#### [WORK INSTRUCTIONS]
Repeat the entire listing exactly.

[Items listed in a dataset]
------------------------------------------------------------
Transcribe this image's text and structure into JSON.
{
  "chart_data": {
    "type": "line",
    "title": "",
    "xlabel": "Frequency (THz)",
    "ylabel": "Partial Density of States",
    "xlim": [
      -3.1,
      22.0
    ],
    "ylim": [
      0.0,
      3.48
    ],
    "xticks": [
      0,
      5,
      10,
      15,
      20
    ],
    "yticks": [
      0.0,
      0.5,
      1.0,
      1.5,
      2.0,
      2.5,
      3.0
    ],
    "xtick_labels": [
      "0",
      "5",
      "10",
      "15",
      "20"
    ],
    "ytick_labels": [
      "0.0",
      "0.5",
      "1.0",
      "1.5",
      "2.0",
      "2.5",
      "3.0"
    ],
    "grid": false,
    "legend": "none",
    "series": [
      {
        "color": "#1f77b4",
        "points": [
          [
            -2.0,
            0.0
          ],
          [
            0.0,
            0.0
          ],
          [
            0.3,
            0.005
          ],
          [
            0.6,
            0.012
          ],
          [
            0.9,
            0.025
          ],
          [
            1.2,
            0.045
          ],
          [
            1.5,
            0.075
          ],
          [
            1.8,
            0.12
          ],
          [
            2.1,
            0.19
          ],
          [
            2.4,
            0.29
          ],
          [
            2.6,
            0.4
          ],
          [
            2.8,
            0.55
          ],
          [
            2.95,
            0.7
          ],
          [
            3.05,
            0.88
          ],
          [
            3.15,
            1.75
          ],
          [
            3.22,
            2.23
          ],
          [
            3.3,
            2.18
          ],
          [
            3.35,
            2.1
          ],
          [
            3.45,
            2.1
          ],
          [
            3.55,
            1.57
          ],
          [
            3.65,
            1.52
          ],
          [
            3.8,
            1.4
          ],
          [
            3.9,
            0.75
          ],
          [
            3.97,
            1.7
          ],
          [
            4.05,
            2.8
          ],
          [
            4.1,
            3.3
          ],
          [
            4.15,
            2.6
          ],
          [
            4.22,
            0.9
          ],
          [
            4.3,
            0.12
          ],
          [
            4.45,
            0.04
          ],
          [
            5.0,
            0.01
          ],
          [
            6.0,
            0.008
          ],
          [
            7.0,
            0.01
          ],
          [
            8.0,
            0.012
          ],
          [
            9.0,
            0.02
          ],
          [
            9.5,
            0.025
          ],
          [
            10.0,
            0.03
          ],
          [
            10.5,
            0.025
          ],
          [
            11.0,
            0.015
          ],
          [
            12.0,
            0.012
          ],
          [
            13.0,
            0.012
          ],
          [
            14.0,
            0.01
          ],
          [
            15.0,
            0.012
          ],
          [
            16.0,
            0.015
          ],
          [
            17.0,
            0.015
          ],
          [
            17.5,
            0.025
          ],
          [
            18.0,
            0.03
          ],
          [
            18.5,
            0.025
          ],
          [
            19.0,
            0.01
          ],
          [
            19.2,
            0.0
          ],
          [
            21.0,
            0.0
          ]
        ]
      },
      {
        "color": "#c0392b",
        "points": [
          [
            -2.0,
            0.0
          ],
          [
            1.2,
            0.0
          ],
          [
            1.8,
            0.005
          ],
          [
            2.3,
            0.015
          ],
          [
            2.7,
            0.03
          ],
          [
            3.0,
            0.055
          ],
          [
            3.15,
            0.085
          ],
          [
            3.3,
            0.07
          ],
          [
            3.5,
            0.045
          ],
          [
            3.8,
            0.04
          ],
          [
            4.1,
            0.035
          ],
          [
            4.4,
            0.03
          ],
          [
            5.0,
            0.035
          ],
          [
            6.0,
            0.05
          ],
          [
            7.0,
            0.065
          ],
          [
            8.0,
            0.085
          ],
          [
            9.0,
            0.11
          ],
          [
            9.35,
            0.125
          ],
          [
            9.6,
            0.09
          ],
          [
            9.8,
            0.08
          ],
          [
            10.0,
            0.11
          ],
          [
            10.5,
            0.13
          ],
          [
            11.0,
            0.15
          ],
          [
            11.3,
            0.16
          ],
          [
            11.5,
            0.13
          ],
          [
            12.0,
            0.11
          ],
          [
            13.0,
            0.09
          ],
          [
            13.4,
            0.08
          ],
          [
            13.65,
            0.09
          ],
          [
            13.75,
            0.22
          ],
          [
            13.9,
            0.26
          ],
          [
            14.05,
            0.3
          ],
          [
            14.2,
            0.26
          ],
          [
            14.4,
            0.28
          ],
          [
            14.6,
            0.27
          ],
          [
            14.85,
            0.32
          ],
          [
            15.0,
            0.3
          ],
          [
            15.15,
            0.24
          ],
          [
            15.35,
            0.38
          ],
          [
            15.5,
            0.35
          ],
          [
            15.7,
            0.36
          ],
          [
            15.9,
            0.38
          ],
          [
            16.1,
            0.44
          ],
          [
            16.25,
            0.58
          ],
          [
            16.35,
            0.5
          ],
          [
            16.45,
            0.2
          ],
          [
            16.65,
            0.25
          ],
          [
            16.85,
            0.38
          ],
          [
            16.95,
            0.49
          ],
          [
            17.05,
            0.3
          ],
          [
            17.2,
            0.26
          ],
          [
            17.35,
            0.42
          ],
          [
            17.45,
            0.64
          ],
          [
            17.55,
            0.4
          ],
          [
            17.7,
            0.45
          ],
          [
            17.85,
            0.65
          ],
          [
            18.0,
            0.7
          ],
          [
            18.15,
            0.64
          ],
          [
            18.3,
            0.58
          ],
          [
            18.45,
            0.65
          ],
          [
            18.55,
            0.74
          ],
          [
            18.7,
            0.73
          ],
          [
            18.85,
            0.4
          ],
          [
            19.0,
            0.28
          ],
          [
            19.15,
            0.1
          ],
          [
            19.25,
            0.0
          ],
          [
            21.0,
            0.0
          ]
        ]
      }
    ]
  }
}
------------------------------------------------------------
#### [SOLVED EXERCISE]
Transcribe this image's text and structure into JSON.
{
  "chart_data": {
    "type": "line",
    "title": "",
    "xlabel": "Frequency (THz)",
    "ylabel": "Partial Density of States",
    "xlim": [
      -3.1,
      22.0
    ],
    "ylim": [
      0.0,
      3.48
    ],
    "xticks": [
      0,
      5,
      10,
      15,
      20
    ],
    "yticks": [
      0.0,
      0.5,
      1.0,
      1.5,
      2.0,
      2.5,
      3.0
    ],
    "xtick_labels": [
      "0",
      "5",
      "10",
      "15",
      "20"
    ],
    "ytick_labels": [
      "0.0",
      "0.5",
      "1.0",
      "1.5",
      "2.0",
      "2.5",
      "3.0"
    ],
    "grid": false,
    "legend": "none",
    "series": [
      {
        "color": "#1f77b4",
        "points": [
          [
            -2.0,
            0.0
          ],
          [
            0.0,
            0.0
          ],
          [
            0.3,
            0.005
          ],
          [
            0.6,
            0.012
          ],
          [
            0.9,
            0.025
          ],
          [
            1.2,
            0.045
          ],
          [
            1.5,
            0.075
          ],
          [
            1.8,
            0.12
          ],
          [
            2.1,
            0.19
          ],
          [
            2.4,
            0.29
          ],
          [
            2.6,
            0.4
          ],
          [
            2.8,
            0.55
          ],
          [
            2.95,
            0.7
          ],
          [
            3.05,
            0.88
          ],
          [
            3.15,
            1.75
          ],
          [
            3.22,
            2.23
          ],
          [
            3.3,
            2.18
          ],
          [
            3.35,
            2.1
          ],
          [
            3.45,
            2.1
          ],
          [
            3.55,
            1.57
          ],
          [
            3.65,
            1.52
          ],
          [
            3.8,
            1.4
          ],
          [
            3.9,
            0.75
          ],
          [
            3.97,
            1.7
          ],
          [
            4.05,
            2.8
          ],
          [
            4.1,
            3.3
          ],
          [
            4.15,
            2.6
          ],
          [
            4.22,
            0.9
          ],
          [
            4.3,
            0.12
          ],
          [
            4.45,
            0.04
          ],
          [
            5.0,
            0.01
          ],
          [
            6.0,
            0.008
          ],
          [
            7.0,
            0.01
          ],
          [
            8.0,
            0.012
          ],
          [
            9.0,
            0.02
          ],
          [
            9.5,
            0.025
          ],
          [
            10.0,
            0.03
          ],
          [
            10.5,
            0.025
          ],
          [
            11.0,
            0.015
          ],
          [
            12.0,
            0.012
          ],
          [
            13.0,
            0.012
          ],
          [
            14.0,
            0.01
          ],
          [
            15.0,
            0.012
          ],
          [
            16.0,
            0.015
          ],
          [
            17.0,
            0.015
          ],
          [
            17.5,
            0.025
          ],
          [
            18.0,
            0.03
          ],
          [
            18.5,
            0.025
          ],
          [
            19.0,
            0.01
          ],
          [
            19.2,
            0.0
          ],
          [
            21.0,
            0.0
          ]
        ]
      },
      {
        "color": "#c0392b",
        "points": [
          [
            -2.0,
            0.0
          ],
          [
            1.2,
            0.0
          ],
          [
            1.8,
            0.005
          ],
          [
            2.3,
            0.015
          ],
          [
            2.7,
            0.03
          ],
          [
            3.0,
            0.055
          ],
          [
            3.15,
            0.085
          ],
          [
            3.3,
            0.07
          ],
          [
            3.5,
            0.045
          ],
          [
            3.8,
            0.04
          ],
          [
            4.1,
            0.035
          ],
          [
            4.4,
            0.03
          ],
          [
            5.0,
            0.035
          ],
          [
            6.0,
            0.05
          ],
          [
            7.0,
            0.065
          ],
          [
            8.0,
            0.085
          ],
          [
            9.0,
            0.11
          ],
          [
            9.35,
            0.125
          ],
          [
            9.6,
            0.09
          ],
          [
            9.8,
            0.08
          ],
          [
            10.0,
            0.11
          ],
          [
            10.5,
            0.13
          ],
          [
            11.0,
            0.15
          ],
          [
            11.3,
            0.16
          ],
          [
            11.5,
            0.13
          ],
          [
            12.0,
            0.11
          ],
          [
            13.0,
            0.09
          ],
          [
            13.4,
            0.08
          ],
          [
            13.65,
            0.09
          ],
          [
            13.75,
            0.22
          ],
          [
            13.9,
            0.26
          ],
          [
            14.05,
            0.3
          ],
          [
            14.2,
            0.26
          ],
          [
            14.4,
            0.28
          ],
          [
            14.6,
            0.27
          ],
          [
            14.85,
            0.32
          ],
          [
            15.0,
            0.3
          ],
          [
            15.15,
            0.24
          ],
          [
            15.35,
            0.38
          ],
          [
            15.5,
            0.35
          ],
          [
            15.7,
            0.36
          ],
          [
            15.9,
            0.38
          ],
          [
            16.1,
            0.44
          ],
          [
            16.25,
            0.58
          ],
          [
            16.35,
            0.5
          ],
          [
            16.45,
            0.2
          ],
          [
            16.65,
            0.25
          ],
          [
            16.85,
            0.38
          ],
          [
            16.95,
            0.49
          ],
          [
            17.05,
            0.3
          ],
          [
            17.2,
            0.26
          ],
          [
            17.35,
            0.42
          ],
          [
            17.45,
            0.64
          ],
          [
            17.55,
            0.4
          ],
          [
            17.7,
            0.45
          ],
          [
            17.85,
            0.65
          ],
          [
            18.0,
            0.7
          ],
          [
            18.15,
            0.64
          ],
          [
            18.3,
            0.58
          ],
          [
            18.45,
            0.65
          ],
          [
            18.55,
            0.74
          ],
          [
            18.7,
            0.73
          ],
          [
            18.85,
            0.4
          ],
          [
            19.0,
            0.28
          ],
          [
            19.15,
            0.1
          ],
          [
            19.25,
            0.0
          ],
          [
            21.0,
            0.0
          ]
        ]
      }
    ]
  }
}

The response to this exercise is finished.